EXERCISE: Filter the records for lines holding the string "Impedance".

[Data extracted from a collection]
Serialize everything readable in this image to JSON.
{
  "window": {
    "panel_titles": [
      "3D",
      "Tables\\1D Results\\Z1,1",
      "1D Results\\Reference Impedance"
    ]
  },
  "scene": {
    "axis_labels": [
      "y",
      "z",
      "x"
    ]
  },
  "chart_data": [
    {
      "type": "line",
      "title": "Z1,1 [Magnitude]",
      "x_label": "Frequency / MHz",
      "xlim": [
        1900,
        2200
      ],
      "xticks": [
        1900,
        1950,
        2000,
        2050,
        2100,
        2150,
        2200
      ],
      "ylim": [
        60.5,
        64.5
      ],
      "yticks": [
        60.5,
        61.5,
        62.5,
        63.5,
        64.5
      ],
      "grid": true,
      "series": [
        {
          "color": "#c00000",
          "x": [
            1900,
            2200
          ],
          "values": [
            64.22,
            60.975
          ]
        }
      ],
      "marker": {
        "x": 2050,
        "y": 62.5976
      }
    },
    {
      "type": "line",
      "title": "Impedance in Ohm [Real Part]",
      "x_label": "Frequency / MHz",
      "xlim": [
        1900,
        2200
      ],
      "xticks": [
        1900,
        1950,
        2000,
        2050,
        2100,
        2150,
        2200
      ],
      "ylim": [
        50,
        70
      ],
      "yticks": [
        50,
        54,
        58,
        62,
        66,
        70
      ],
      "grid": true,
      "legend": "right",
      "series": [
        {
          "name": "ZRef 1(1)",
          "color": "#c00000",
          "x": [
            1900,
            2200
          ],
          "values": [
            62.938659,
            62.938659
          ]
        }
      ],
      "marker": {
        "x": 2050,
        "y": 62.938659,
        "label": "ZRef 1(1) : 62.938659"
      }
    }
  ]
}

EXERCISE SOLUTION:
      "1D Results\\Reference Impedance"
      "title": "Impedance in Ohm [Real Part]",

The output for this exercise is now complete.